[Start Material provided]
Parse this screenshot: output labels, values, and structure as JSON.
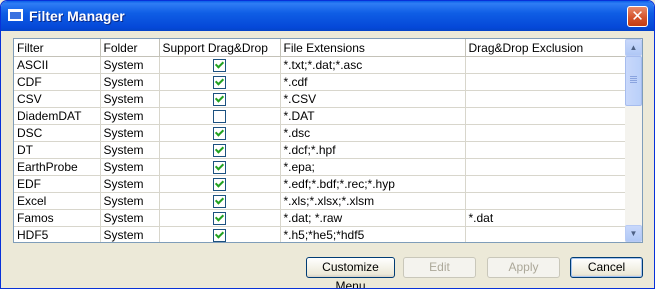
{
  "window": {
    "title": "Filter Manager"
  },
  "grid": {
    "columns": [
      "Filter",
      "Folder",
      "Support Drag&Drop",
      "File Extensions",
      "Drag&Drop Exclusion"
    ],
    "rows": [
      {
        "filter": "ASCII",
        "folder": "System",
        "dragdrop": true,
        "extensions": "*.txt;*.dat;*.asc",
        "exclusion": ""
      },
      {
        "filter": "CDF",
        "folder": "System",
        "dragdrop": true,
        "extensions": "*.cdf",
        "exclusion": ""
      },
      {
        "filter": "CSV",
        "folder": "System",
        "dragdrop": true,
        "extensions": "*.CSV",
        "exclusion": ""
      },
      {
        "filter": "DiademDAT",
        "folder": "System",
        "dragdrop": false,
        "extensions": "*.DAT",
        "exclusion": ""
      },
      {
        "filter": "DSC",
        "folder": "System",
        "dragdrop": true,
        "extensions": "*.dsc",
        "exclusion": ""
      },
      {
        "filter": "DT",
        "folder": "System",
        "dragdrop": true,
        "extensions": "*.dcf;*.hpf",
        "exclusion": ""
      },
      {
        "filter": "EarthProbe",
        "folder": "System",
        "dragdrop": true,
        "extensions": "*.epa;",
        "exclusion": ""
      },
      {
        "filter": "EDF",
        "folder": "System",
        "dragdrop": true,
        "extensions": "*.edf;*.bdf;*.rec;*.hyp",
        "exclusion": ""
      },
      {
        "filter": "Excel",
        "folder": "System",
        "dragdrop": true,
        "extensions": "*.xls;*.xlsx;*.xlsm",
        "exclusion": ""
      },
      {
        "filter": "Famos",
        "folder": "System",
        "dragdrop": true,
        "extensions": "*.dat; *.raw",
        "exclusion": "*.dat"
      },
      {
        "filter": "HDF5",
        "folder": "System",
        "dragdrop": true,
        "extensions": "*.h5;*he5;*hdf5",
        "exclusion": ""
      }
    ]
  },
  "buttons": {
    "customize_menu": "Customize Menu",
    "edit": "Edit",
    "apply": "Apply",
    "cancel": "Cancel"
  },
  "icons": {
    "close": "close-icon",
    "scroll_up": "scroll-up-icon",
    "scroll_down": "scroll-down-icon",
    "app": "window-icon"
  },
  "colors": {
    "titlebar": "#0548d8",
    "check": "#21a121",
    "dialog_bg": "#ece9d8"
  }
}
[End Material provided]
Required task: Look through the records and gather each line with the word "scroll".

Result of the task:
    "scroll_up": "scroll-up-icon",
    "scroll_down": "scroll-down-icon",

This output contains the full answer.